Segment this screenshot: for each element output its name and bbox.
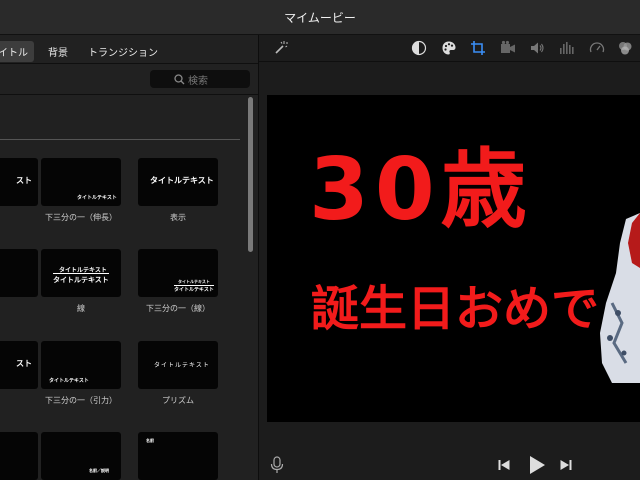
skip-forward-icon[interactable]: [558, 457, 574, 473]
title-tile[interactable]: 名前／説明: [41, 432, 121, 480]
title-grid: スト タイトルテキスト 下三分の一（伸長） タイトルテキスト 表示 焦点） タイ…: [0, 35, 240, 480]
speedometer-icon[interactable]: [589, 40, 605, 56]
magic-wand-icon[interactable]: [273, 40, 289, 56]
video-camera-icon[interactable]: [500, 40, 516, 56]
volume-icon[interactable]: [529, 40, 545, 56]
title-tile[interactable]: スト: [0, 341, 38, 389]
preview-title-line1: 30歳: [309, 140, 533, 240]
palette-icon[interactable]: [441, 40, 457, 56]
title-tile[interactable]: [0, 432, 38, 480]
tile-text: 名前／説明: [89, 468, 109, 473]
title-tile[interactable]: タイトルテキスト: [41, 158, 121, 206]
viewer-panel: 30歳 誕生日おめで: [259, 35, 640, 480]
left-panel: イトル 背景 トランジション 検索 スト タイトルテキスト 下三分の一（伸長） …: [0, 35, 259, 480]
title-tile[interactable]: スト: [0, 158, 38, 206]
playback-bar: [259, 447, 640, 480]
crop-icon[interactable]: [470, 40, 486, 56]
inspector-toolbar: [259, 35, 640, 61]
title-tile[interactable]: タイトルテキスト タイトルテキスト: [41, 249, 121, 297]
title-tile[interactable]: タイトルテキスト タイトルテキスト: [138, 249, 218, 297]
tile-text: タイトルテキスト: [77, 195, 117, 201]
title-tile[interactable]: タイトルテキスト: [138, 158, 218, 206]
skip-back-icon[interactable]: [496, 457, 512, 473]
tile-text: タイトルテキスト: [150, 176, 214, 185]
title-tile[interactable]: タイトルテキスト: [41, 341, 121, 389]
person-photo: [600, 213, 640, 383]
scrollbar[interactable]: [248, 97, 253, 252]
tile-caption: プリズム: [162, 396, 194, 405]
color-balance-icon[interactable]: [411, 40, 427, 56]
tile-text: タイトルテキスト: [154, 362, 210, 369]
tile-caption: 下三分の一（伸長）: [45, 213, 117, 222]
tile-caption: 表示: [170, 213, 186, 222]
title-tile[interactable]: 名前: [138, 432, 218, 480]
divider: [259, 61, 640, 62]
preview-title-line2: 誕生日おめで: [311, 281, 600, 337]
tile-caption: 下三分の一（引力）: [45, 396, 117, 405]
video-preview[interactable]: 30歳 誕生日おめで: [267, 95, 640, 422]
title-tile[interactable]: タイトルテキスト: [138, 341, 218, 389]
tile-text-2: タイトルテキスト: [174, 285, 214, 293]
tile-caption: 線: [77, 304, 85, 313]
title-bar: マイムービー: [0, 0, 640, 35]
tile-text: スト: [16, 176, 32, 185]
microphone-icon[interactable]: [269, 456, 285, 473]
equalizer-icon[interactable]: [559, 40, 575, 56]
tile-text: タイトルテキスト: [49, 378, 89, 384]
tile-text: スト: [16, 359, 32, 368]
filters-icon[interactable]: [617, 40, 633, 56]
tile-text: 名前: [146, 438, 154, 443]
play-icon[interactable]: [527, 455, 547, 475]
tile-caption: 下三分の一（線）: [146, 304, 210, 313]
tile-text-2: タイトルテキスト: [53, 273, 109, 285]
title-tile[interactable]: [0, 249, 38, 297]
window-title: マイムービー: [284, 10, 356, 25]
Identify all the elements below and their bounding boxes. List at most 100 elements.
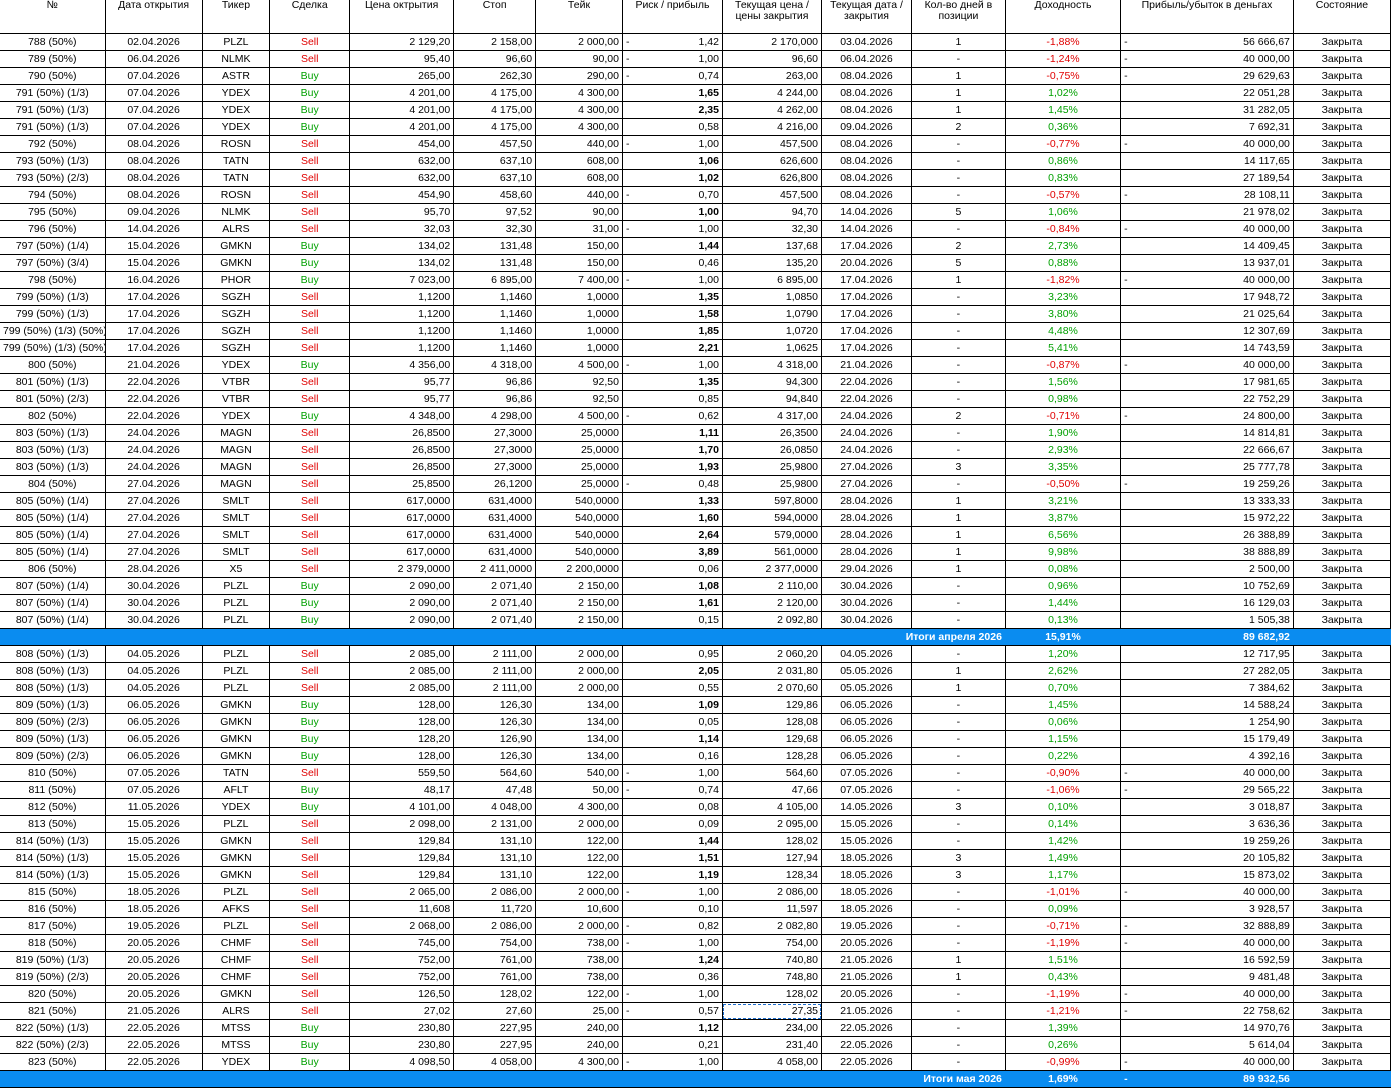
status[interactable]: Закрыта: [1293, 594, 1391, 612]
trade-side[interactable]: Buy: [269, 713, 351, 731]
return-pct[interactable]: -1,01%: [1005, 883, 1122, 901]
close-price[interactable]: 127,94: [722, 849, 823, 867]
close-price[interactable]: 128,28: [722, 747, 823, 765]
take-price[interactable]: 1,0000: [535, 339, 623, 357]
return-pct[interactable]: 1,45%: [1005, 101, 1122, 119]
profit-loss[interactable]: 22 051,28: [1120, 84, 1294, 102]
take-price[interactable]: 2 200,0000: [535, 560, 623, 578]
trade-number[interactable]: 803 (50%) (1/3): [0, 424, 106, 442]
stop-price[interactable]: 131,10: [453, 832, 537, 850]
return-pct[interactable]: 1,15%: [1005, 730, 1122, 748]
days-in-position[interactable]: -: [911, 220, 1006, 238]
close-price[interactable]: 96,60: [722, 50, 823, 68]
days-in-position[interactable]: 5: [911, 203, 1006, 221]
ticker[interactable]: NLMK: [202, 203, 271, 221]
risk-reward[interactable]: 1,44: [622, 237, 723, 255]
trade-number[interactable]: 816 (50%): [0, 900, 106, 918]
status[interactable]: Закрыта: [1293, 135, 1391, 153]
stop-price[interactable]: 131,10: [453, 866, 537, 884]
risk-reward[interactable]: 1,70: [622, 441, 723, 459]
open-date[interactable]: 20.05.2026: [105, 985, 203, 1003]
stop-price[interactable]: 2 086,00: [453, 883, 537, 901]
status[interactable]: Закрыта: [1293, 492, 1391, 510]
close-date[interactable]: 15.05.2026: [821, 815, 912, 833]
open-date[interactable]: 16.04.2026: [105, 271, 203, 289]
open-price[interactable]: 752,00: [349, 951, 455, 969]
close-price[interactable]: 4 318,00: [722, 356, 823, 374]
trade-number[interactable]: 809 (50%) (2/3): [0, 713, 106, 731]
risk-reward[interactable]: 0,46: [622, 254, 723, 272]
stop-price[interactable]: 96,86: [453, 390, 537, 408]
return-pct[interactable]: -1,19%: [1005, 985, 1122, 1003]
close-date[interactable]: 08.04.2026: [821, 186, 912, 204]
stop-price[interactable]: 637,10: [453, 169, 537, 187]
days-in-position[interactable]: 2: [911, 118, 1006, 136]
ticker[interactable]: SMLT: [202, 526, 271, 544]
profit-loss[interactable]: 13 333,33: [1120, 492, 1294, 510]
profit-loss[interactable]: - 22 758,62: [1120, 1002, 1294, 1020]
close-date[interactable]: 28.04.2026: [821, 543, 912, 561]
trade-side[interactable]: Sell: [269, 50, 351, 68]
take-price[interactable]: 10,600: [535, 900, 623, 918]
trade-side[interactable]: Buy: [269, 1053, 351, 1071]
stop-price[interactable]: 131,10: [453, 849, 537, 867]
trade-side[interactable]: Buy: [269, 67, 351, 85]
open-price[interactable]: 2 085,00: [349, 679, 455, 697]
trade-number[interactable]: 797 (50%) (1/4): [0, 237, 106, 255]
open-date[interactable]: 24.04.2026: [105, 424, 203, 442]
close-date[interactable]: 30.04.2026: [821, 577, 912, 595]
trade-number[interactable]: 805 (50%) (1/4): [0, 492, 106, 510]
risk-reward[interactable]: 1,65: [622, 84, 723, 102]
open-date[interactable]: 06.05.2026: [105, 747, 203, 765]
stop-price[interactable]: 631,4000: [453, 492, 537, 510]
profit-loss[interactable]: - 40 000,00: [1120, 764, 1294, 782]
days-in-position[interactable]: 2: [911, 407, 1006, 425]
take-price[interactable]: 134,00: [535, 747, 623, 765]
days-in-position[interactable]: -: [911, 883, 1006, 901]
close-price[interactable]: 561,0000: [722, 543, 823, 561]
ticker[interactable]: VTBR: [202, 390, 271, 408]
trade-side[interactable]: Buy: [269, 84, 351, 102]
column-header[interactable]: Кол-во дней в позиции: [911, 0, 1006, 34]
stop-price[interactable]: 126,30: [453, 747, 537, 765]
close-price[interactable]: 6 895,00: [722, 271, 823, 289]
close-date[interactable]: 06.04.2026: [821, 50, 912, 68]
trade-side[interactable]: Buy: [269, 1019, 351, 1037]
close-date[interactable]: 17.04.2026: [821, 288, 912, 306]
days-in-position[interactable]: -: [911, 696, 1006, 714]
profit-loss[interactable]: - 19 259,26: [1120, 475, 1294, 493]
close-date[interactable]: 17.04.2026: [821, 305, 912, 323]
open-date[interactable]: 20.05.2026: [105, 968, 203, 986]
open-date[interactable]: 07.04.2026: [105, 84, 203, 102]
ticker[interactable]: TATN: [202, 169, 271, 187]
close-price[interactable]: 1,0625: [722, 339, 823, 357]
open-date[interactable]: 02.04.2026: [105, 33, 203, 51]
stop-price[interactable]: 32,30: [453, 220, 537, 238]
stop-price[interactable]: 126,90: [453, 730, 537, 748]
profit-loss[interactable]: 14 743,59: [1120, 339, 1294, 357]
risk-reward[interactable]: 2,21: [622, 339, 723, 357]
return-pct[interactable]: 0,06%: [1005, 713, 1122, 731]
close-date[interactable]: 08.04.2026: [821, 169, 912, 187]
stop-price[interactable]: 2 071,40: [453, 594, 537, 612]
days-in-position[interactable]: -: [911, 186, 1006, 204]
status[interactable]: Закрыта: [1293, 390, 1391, 408]
close-date[interactable]: 06.05.2026: [821, 730, 912, 748]
take-price[interactable]: 540,0000: [535, 509, 623, 527]
open-date[interactable]: 17.04.2026: [105, 305, 203, 323]
risk-reward[interactable]: 1,06: [622, 152, 723, 170]
risk-reward[interactable]: - 1,00: [622, 50, 723, 68]
days-in-position[interactable]: -: [911, 50, 1006, 68]
profit-loss[interactable]: 38 888,89: [1120, 543, 1294, 561]
trade-side[interactable]: Buy: [269, 611, 351, 629]
trade-number[interactable]: 795 (50%): [0, 203, 106, 221]
open-date[interactable]: 06.05.2026: [105, 713, 203, 731]
days-in-position[interactable]: -: [911, 339, 1006, 357]
column-header[interactable]: Состояние: [1293, 0, 1391, 34]
risk-reward[interactable]: - 0,70: [622, 186, 723, 204]
ticker[interactable]: SGZH: [202, 339, 271, 357]
take-price[interactable]: 25,0000: [535, 424, 623, 442]
return-pct[interactable]: -0,71%: [1005, 917, 1122, 935]
risk-reward[interactable]: - 1,00: [622, 934, 723, 952]
trade-side[interactable]: Buy: [269, 577, 351, 595]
* * * *
Copy out, word for word, the stretch of the listing above from the line containing "skip-forward-icon[interactable]: [558, 457, 574, 473]" through the line containing "title-tile[interactable]: タイトルテキスト: [41, 158, 121, 206]".

skip-forward-icon[interactable]: [558, 457, 574, 473]
title-tile[interactable]: 名前／説明: [41, 432, 121, 480]
title-grid: スト タイトルテキスト 下三分の一（伸長） タイトルテキスト 表示 焦点） タイ…: [0, 35, 240, 480]
speedometer-icon[interactable]: [589, 40, 605, 56]
magic-wand-icon[interactable]: [273, 40, 289, 56]
video-camera-icon[interactable]: [500, 40, 516, 56]
volume-icon[interactable]: [529, 40, 545, 56]
title-tile[interactable]: スト: [0, 341, 38, 389]
preview-title-line1: 30歳: [309, 140, 533, 240]
palette-icon[interactable]: [441, 40, 457, 56]
title-tile[interactable]: [0, 432, 38, 480]
tile-text: 名前／説明: [89, 468, 109, 473]
title-tile[interactable]: タイトルテキスト: [41, 158, 121, 206]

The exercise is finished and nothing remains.